* _REQUIRED WORK_
Your task is to extract every line from the material below exactly.

* _GIVEN RECORDS_
##########

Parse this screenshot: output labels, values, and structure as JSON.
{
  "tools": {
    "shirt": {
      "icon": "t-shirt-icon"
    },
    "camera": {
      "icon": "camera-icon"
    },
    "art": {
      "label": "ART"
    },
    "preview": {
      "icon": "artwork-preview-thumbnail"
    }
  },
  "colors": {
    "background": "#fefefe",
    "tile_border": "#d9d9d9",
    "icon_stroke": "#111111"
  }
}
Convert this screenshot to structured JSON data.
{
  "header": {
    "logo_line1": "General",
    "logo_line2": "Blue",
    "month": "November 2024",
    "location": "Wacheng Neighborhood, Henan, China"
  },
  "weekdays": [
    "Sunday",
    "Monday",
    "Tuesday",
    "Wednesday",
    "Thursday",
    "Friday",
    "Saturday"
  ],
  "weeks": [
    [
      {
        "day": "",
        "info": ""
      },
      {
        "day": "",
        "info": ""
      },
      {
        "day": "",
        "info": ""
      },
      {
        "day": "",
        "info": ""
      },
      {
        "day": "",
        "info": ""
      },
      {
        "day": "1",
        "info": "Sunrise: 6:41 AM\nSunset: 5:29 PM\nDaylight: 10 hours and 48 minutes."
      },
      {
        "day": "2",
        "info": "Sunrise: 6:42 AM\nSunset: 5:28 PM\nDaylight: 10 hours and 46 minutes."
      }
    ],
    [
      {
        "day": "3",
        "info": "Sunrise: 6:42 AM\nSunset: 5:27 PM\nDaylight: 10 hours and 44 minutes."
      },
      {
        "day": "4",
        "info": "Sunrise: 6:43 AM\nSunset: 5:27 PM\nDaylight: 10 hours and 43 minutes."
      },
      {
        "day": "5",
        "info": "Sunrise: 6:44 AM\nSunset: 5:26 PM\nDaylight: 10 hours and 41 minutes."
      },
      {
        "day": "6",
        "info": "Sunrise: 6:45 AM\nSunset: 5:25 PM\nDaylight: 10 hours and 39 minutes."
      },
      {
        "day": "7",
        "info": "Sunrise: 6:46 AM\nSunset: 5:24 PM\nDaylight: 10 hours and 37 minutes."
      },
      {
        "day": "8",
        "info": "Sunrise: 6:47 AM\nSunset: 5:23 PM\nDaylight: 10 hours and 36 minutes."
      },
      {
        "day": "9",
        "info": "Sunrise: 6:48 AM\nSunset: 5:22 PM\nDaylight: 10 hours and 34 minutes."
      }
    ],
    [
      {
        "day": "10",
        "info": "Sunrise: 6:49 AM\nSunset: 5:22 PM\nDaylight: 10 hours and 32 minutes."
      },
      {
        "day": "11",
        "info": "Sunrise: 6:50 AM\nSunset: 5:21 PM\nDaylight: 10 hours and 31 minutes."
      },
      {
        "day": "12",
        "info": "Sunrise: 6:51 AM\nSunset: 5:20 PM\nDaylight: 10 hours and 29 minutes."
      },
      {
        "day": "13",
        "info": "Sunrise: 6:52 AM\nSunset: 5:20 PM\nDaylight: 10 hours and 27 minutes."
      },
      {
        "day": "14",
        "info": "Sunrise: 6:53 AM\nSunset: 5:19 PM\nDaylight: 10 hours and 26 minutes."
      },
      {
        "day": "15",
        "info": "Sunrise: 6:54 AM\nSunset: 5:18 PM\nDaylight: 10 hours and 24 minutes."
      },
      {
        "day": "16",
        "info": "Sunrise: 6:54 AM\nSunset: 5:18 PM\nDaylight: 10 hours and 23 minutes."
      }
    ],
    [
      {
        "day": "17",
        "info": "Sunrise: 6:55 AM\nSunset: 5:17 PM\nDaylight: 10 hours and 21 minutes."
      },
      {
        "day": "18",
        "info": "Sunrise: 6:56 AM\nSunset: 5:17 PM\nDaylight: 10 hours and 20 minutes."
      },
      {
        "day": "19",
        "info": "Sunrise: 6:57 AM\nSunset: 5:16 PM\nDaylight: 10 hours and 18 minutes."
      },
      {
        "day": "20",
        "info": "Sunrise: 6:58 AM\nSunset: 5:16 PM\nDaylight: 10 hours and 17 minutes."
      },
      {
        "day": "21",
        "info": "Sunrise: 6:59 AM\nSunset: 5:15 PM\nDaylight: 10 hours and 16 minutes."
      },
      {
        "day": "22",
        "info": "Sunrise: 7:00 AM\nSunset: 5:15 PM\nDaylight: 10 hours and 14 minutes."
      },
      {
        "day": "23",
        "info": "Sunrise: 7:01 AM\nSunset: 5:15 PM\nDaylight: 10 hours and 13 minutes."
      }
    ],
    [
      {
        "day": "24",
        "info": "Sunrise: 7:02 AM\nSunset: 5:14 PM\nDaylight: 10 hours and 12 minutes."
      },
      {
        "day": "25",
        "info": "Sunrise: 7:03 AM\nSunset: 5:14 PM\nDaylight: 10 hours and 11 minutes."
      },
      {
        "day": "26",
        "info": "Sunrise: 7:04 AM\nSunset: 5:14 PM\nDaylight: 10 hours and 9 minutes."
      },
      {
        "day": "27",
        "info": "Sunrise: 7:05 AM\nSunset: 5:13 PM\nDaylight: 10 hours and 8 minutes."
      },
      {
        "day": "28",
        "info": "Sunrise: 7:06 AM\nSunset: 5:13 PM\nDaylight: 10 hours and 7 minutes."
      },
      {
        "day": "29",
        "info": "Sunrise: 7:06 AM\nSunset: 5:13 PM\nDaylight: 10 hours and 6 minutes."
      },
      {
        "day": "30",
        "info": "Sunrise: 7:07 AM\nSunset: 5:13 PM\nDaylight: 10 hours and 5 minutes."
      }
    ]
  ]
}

##########

* _SOLUTION TO THE PROBLEM_
Parse this screenshot: output labels, values, and structure as JSON.
{
  "tools": {
    "shirt": {
      "icon": "t-shirt-icon"
    },
    "camera": {
      "icon": "camera-icon"
    },
    "art": {
      "label": "ART"
    },
    "preview": {
      "icon": "artwork-preview-thumbnail"
    }
  },
  "colors": {
    "background": "#fefefe",
    "tile_border": "#d9d9d9",
    "icon_stroke": "#111111"
  }
}
Convert this screenshot to structured JSON data.
{
  "header": {
    "logo_line1": "General",
    "logo_line2": "Blue",
    "month": "November 2024",
    "location": "Wacheng Neighborhood, Henan, China"
  },
  "weekdays": [
    "Sunday",
    "Monday",
    "Tuesday",
    "Wednesday",
    "Thursday",
    "Friday",
    "Saturday"
  ],
  "weeks": [
    [
      {
        "day": "",
        "info": ""
      },
      {
        "day": "",
        "info": ""
      },
      {
        "day": "",
        "info": ""
      },
      {
        "day": "",
        "info": ""
      },
      {
        "day": "",
        "info": ""
      },
      {
        "day": "1",
        "info": "Sunrise: 6:41 AM\nSunset: 5:29 PM\nDaylight: 10 hours and 48 minutes."
      },
      {
        "day": "2",
        "info": "Sunrise: 6:42 AM\nSunset: 5:28 PM\nDaylight: 10 hours and 46 minutes."
      }
    ],
    [
      {
        "day": "3",
        "info": "Sunrise: 6:42 AM\nSunset: 5:27 PM\nDaylight: 10 hours and 44 minutes."
      },
      {
        "day": "4",
        "info": "Sunrise: 6:43 AM\nSunset: 5:27 PM\nDaylight: 10 hours and 43 minutes."
      },
      {
        "day": "5",
        "info": "Sunrise: 6:44 AM\nSunset: 5:26 PM\nDaylight: 10 hours and 41 minutes."
      },
      {
        "day": "6",
        "info": "Sunrise: 6:45 AM\nSunset: 5:25 PM\nDaylight: 10 hours and 39 minutes."
      },
      {
        "day": "7",
        "info": "Sunrise: 6:46 AM\nSunset: 5:24 PM\nDaylight: 10 hours and 37 minutes."
      },
      {
        "day": "8",
        "info": "Sunrise: 6:47 AM\nSunset: 5:23 PM\nDaylight: 10 hours and 36 minutes."
      },
      {
        "day": "9",
        "info": "Sunrise: 6:48 AM\nSunset: 5:22 PM\nDaylight: 10 hours and 34 minutes."
      }
    ],
    [
      {
        "day": "10",
        "info": "Sunrise: 6:49 AM\nSunset: 5:22 PM\nDaylight: 10 hours and 32 minutes."
      },
      {
        "day": "11",
        "info": "Sunrise: 6:50 AM\nSunset: 5:21 PM\nDaylight: 10 hours and 31 minutes."
      },
      {
        "day": "12",
        "info": "Sunrise: 6:51 AM\nSunset: 5:20 PM\nDaylight: 10 hours and 29 minutes."
      },
      {
        "day": "13",
        "info": "Sunrise: 6:52 AM\nSunset: 5:20 PM\nDaylight: 10 hours and 27 minutes."
      },
      {
        "day": "14",
        "info": "Sunrise: 6:53 AM\nSunset: 5:19 PM\nDaylight: 10 hours and 26 minutes."
      },
      {
        "day": "15",
        "info": "Sunrise: 6:54 AM\nSunset: 5:18 PM\nDaylight: 10 hours and 24 minutes."
      },
      {
        "day": "16",
        "info": "Sunrise: 6:54 AM\nSunset: 5:18 PM\nDaylight: 10 hours and 23 minutes."
      }
    ],
    [
      {
        "day": "17",
        "info": "Sunrise: 6:55 AM\nSunset: 5:17 PM\nDaylight: 10 hours and 21 minutes."
      },
      {
        "day": "18",
        "info": "Sunrise: 6:56 AM\nSunset: 5:17 PM\nDaylight: 10 hours and 20 minutes."
      },
      {
        "day": "19",
        "info": "Sunrise: 6:57 AM\nSunset: 5:16 PM\nDaylight: 10 hours and 18 minutes."
      },
      {
        "day": "20",
        "info": "Sunrise: 6:58 AM\nSunset: 5:16 PM\nDaylight: 10 hours and 17 minutes."
      },
      {
        "day": "21",
        "info": "Sunrise: 6:59 AM\nSunset: 5:15 PM\nDaylight: 10 hours and 16 minutes."
      },
      {
        "day": "22",
        "info": "Sunrise: 7:00 AM\nSunset: 5:15 PM\nDaylight: 10 hours and 14 minutes."
      },
      {
        "day": "23",
        "info": "Sunrise: 7:01 AM\nSunset: 5:15 PM\nDaylight: 10 hours and 13 minutes."
      }
    ],
    [
      {
        "day": "24",
        "info": "Sunrise: 7:02 AM\nSunset: 5:14 PM\nDaylight: 10 hours and 12 minutes."
      },
      {
        "day": "25",
        "info": "Sunrise: 7:03 AM\nSunset: 5:14 PM\nDaylight: 10 hours and 11 minutes."
      },
      {
        "day": "26",
        "info": "Sunrise: 7:04 AM\nSunset: 5:14 PM\nDaylight: 10 hours and 9 minutes."
      },
      {
        "day": "27",
        "info": "Sunrise: 7:05 AM\nSunset: 5:13 PM\nDaylight: 10 hours and 8 minutes."
      },
      {
        "day": "28",
        "info": "Sunrise: 7:06 AM\nSunset: 5:13 PM\nDaylight: 10 hours and 7 minutes."
      },
      {
        "day": "29",
        "info": "Sunrise: 7:06 AM\nSunset: 5:13 PM\nDaylight: 10 hours and 6 minutes."
      },
      {
        "day": "30",
        "info": "Sunrise: 7:07 AM\nSunset: 5:13 PM\nDaylight: 10 hours and 5 minutes."
      }
    ]
  ]
}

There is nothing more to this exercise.